REQUISITOS DO EXERCÍCIO:
1: Liste todos os órgãos que, segundo a notícia sobre a Amazônia, realizaram a Operação Porto de Moz.
2: De acordo com a notícia sobre a Amazônia, qual foi o valor da multa aplicada à Internacional Madeiras?
3: Reescreva o trecho da notícia sobre a Amazônia que vai de "Durante sobrevôo na" até "Verde para Sempre.", substituindo "ativistas" por "integrantes".

Greenpeace afirma que proteção da Amazônia ainda não saiu do papel

O Greenpeace exibiu nesta segunda-feira (29), durante coletiva à imprensa em Manaus, fotos de balsas carregadas de toras e pátios abarrotados de madeira nobre na recém-criada Reserva Extrativista Verde Para Sempre, em Porto de Moz, no Pará (1).

A organização ambientalista mostrou ainda imagens em vídeo de grandes áreas de desmatamento ilegal recente na Terra do Meio e na região da BR-163, que demonstram que a falta de ação consistente do governo federal está resultando em verdadeira corrida pela destruição da Amazônia.

Durante sobrevôo na última quinta-feira (25), ativistas do Greenpeace documentaram intensa atividade na floresta e várias balsas carregadas de madeira descendo os rios na área da reserva Verde para Sempre.

Entre as empresas flagradas está a Internacional Madeiras. No início de dezembro de 2003, ela foi multada em R$ 603.000 por exploração irregular de madeira, teve 14.900 m3 de toras de madeira apreendidas e seu plano de manejo em Porto de Moz foi embargado durante a Operação Porto de Moz, realizada pelo Ibama, Polícia Federal e Exército. A punição não impediu a empresa de continuar a operar ilegalmente, se beneficiando da ausência de agentes do governo na área desde que a operação foi encerrada, no final do ano passado. O pátio da empresa está lotado de toras.

LISTAGEM:
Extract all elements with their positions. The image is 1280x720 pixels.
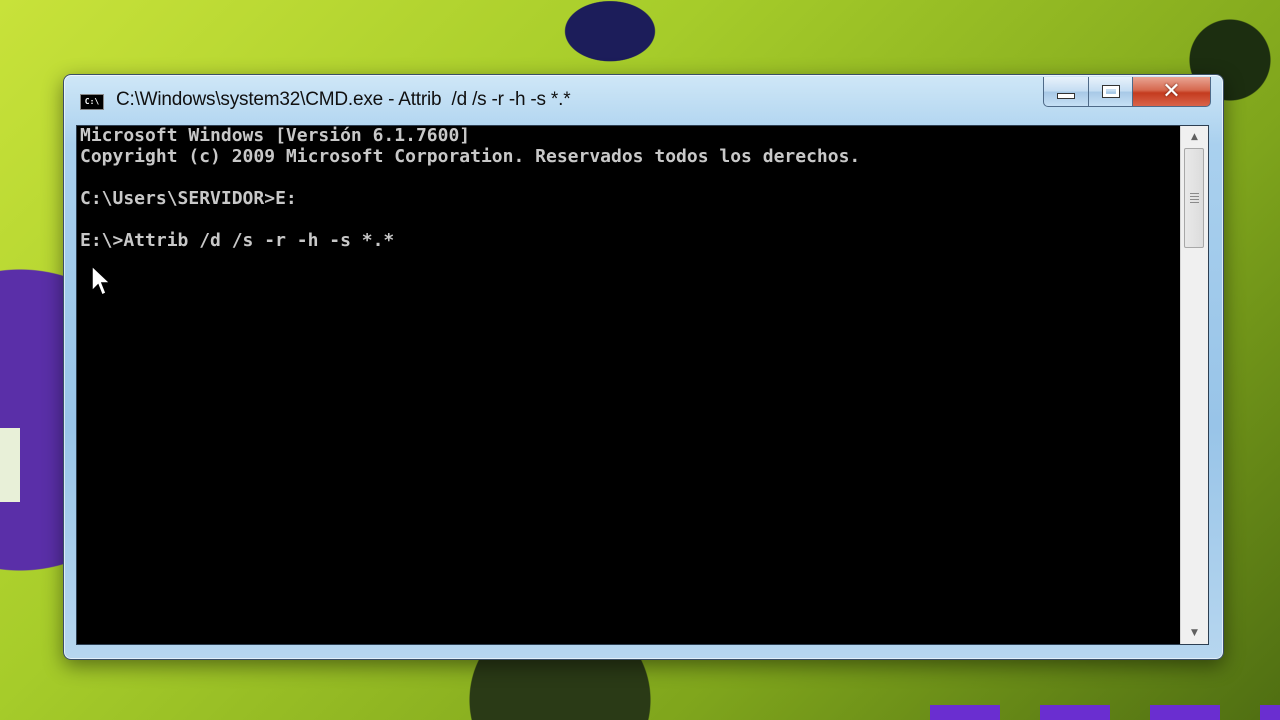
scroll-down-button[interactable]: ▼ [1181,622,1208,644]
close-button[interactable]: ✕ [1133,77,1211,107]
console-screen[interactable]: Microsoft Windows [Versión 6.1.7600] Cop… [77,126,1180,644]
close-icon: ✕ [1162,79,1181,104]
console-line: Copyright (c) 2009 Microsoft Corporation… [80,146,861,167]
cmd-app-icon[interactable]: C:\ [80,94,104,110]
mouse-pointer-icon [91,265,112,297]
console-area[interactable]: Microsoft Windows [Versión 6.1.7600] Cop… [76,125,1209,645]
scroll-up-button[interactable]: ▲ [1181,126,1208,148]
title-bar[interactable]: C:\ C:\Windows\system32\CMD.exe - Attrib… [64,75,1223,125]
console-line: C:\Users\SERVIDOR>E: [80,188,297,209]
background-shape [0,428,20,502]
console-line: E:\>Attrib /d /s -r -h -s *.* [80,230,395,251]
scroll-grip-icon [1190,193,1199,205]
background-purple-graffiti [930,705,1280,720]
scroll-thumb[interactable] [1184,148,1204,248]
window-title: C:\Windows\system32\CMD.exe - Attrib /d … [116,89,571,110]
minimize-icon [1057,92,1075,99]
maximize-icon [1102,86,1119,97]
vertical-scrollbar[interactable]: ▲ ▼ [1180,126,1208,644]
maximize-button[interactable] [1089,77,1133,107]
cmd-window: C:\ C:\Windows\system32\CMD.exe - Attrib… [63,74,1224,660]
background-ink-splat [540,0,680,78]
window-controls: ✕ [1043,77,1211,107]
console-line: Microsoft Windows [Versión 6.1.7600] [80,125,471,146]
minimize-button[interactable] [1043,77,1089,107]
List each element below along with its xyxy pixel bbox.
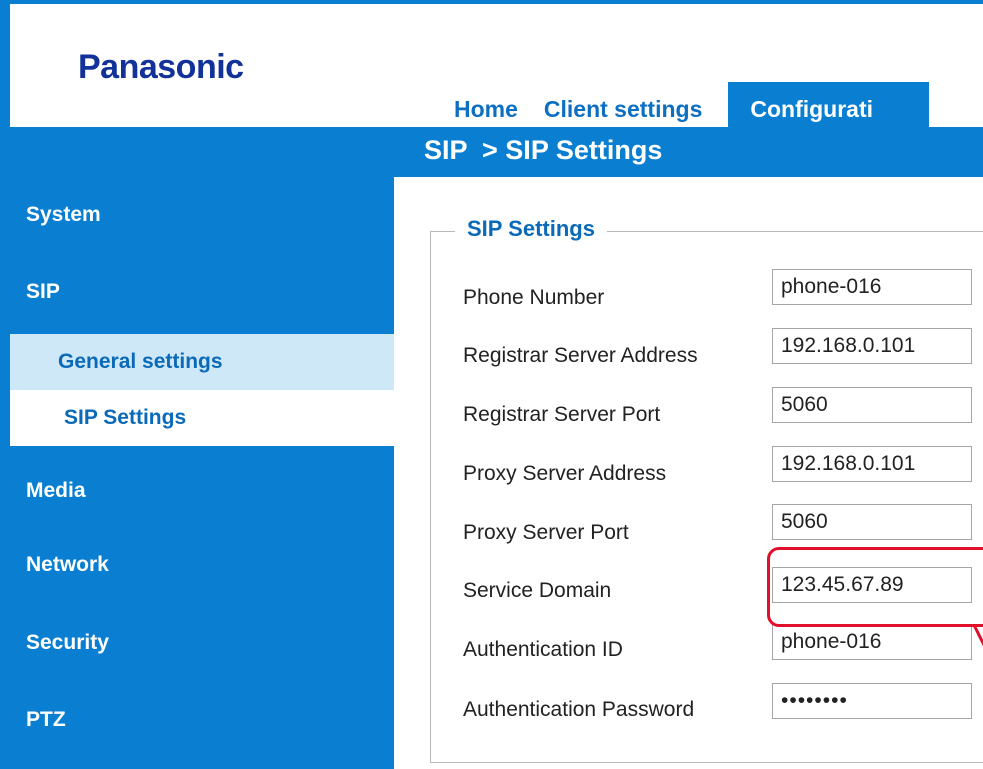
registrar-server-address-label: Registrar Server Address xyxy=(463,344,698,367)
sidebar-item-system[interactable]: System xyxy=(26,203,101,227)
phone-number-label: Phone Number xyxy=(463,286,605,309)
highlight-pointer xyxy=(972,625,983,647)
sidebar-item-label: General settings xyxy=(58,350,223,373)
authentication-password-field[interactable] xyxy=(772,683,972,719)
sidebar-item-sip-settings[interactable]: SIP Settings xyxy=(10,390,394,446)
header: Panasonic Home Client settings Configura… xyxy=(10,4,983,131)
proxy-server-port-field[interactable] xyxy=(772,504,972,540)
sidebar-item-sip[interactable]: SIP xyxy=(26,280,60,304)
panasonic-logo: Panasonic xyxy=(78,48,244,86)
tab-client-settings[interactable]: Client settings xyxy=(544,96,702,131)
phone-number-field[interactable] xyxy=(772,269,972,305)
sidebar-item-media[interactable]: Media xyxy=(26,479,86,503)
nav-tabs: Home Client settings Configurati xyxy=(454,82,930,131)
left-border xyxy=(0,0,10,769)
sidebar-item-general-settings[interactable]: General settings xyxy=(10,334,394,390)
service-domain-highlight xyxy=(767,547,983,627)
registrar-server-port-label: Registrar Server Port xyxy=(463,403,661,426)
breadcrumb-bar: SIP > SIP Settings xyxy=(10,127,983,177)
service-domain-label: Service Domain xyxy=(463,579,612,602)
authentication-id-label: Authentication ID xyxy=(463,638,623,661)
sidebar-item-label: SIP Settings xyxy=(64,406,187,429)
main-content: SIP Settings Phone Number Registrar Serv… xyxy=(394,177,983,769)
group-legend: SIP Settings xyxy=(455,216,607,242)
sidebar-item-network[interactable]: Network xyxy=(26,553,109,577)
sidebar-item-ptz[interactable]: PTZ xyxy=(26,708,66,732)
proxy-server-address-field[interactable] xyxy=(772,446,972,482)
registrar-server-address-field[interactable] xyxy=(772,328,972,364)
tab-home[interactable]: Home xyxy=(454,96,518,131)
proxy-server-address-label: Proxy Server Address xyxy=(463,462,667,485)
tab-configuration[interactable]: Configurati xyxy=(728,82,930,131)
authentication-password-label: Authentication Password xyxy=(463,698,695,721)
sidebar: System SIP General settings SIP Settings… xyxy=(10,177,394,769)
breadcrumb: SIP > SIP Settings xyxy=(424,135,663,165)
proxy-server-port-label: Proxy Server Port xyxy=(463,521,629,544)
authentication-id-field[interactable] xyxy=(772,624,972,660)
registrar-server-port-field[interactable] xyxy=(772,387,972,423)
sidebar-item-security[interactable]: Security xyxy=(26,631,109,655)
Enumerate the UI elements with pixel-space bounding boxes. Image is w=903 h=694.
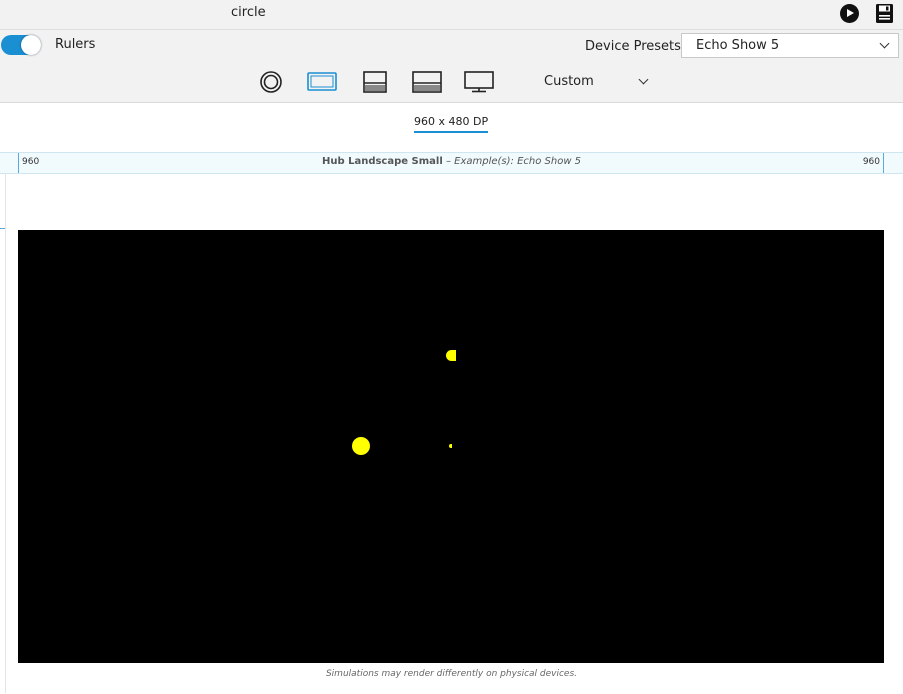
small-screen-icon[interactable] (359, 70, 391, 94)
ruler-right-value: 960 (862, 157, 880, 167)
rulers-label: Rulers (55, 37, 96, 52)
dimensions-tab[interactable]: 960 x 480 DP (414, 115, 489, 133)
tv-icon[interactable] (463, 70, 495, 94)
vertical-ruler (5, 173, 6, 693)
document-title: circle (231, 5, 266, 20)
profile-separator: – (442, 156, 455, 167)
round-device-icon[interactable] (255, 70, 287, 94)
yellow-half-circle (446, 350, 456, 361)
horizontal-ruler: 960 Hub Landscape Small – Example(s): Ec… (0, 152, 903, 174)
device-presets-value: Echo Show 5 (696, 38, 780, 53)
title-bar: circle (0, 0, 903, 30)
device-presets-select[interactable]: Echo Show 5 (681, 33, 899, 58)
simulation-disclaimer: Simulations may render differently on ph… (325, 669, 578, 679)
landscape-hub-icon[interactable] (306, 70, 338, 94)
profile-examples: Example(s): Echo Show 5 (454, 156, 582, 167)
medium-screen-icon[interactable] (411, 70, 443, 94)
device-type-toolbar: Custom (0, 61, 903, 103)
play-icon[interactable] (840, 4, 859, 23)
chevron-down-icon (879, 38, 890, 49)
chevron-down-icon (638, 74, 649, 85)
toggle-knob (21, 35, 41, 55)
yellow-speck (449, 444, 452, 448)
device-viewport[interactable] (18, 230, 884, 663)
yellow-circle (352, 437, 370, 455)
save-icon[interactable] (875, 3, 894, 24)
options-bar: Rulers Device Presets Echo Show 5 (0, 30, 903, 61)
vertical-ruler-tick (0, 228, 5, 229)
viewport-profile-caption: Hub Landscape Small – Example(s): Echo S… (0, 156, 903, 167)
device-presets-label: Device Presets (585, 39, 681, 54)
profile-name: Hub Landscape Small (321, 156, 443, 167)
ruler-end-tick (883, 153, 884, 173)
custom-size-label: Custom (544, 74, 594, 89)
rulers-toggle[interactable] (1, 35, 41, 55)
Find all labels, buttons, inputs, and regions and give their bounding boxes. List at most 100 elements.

EXERCÍCIO RESOLVIDO:
1: Ibama, Polícia Federal, Exército

2: R$ 603.000

3:
Durante sobrevôo na última quinta-feira (25), integrantes do Greenpeace documentaram intensa atividade na floresta e várias balsas carregadas de madeira descendo os rios na área da reserva Verde para Sempre.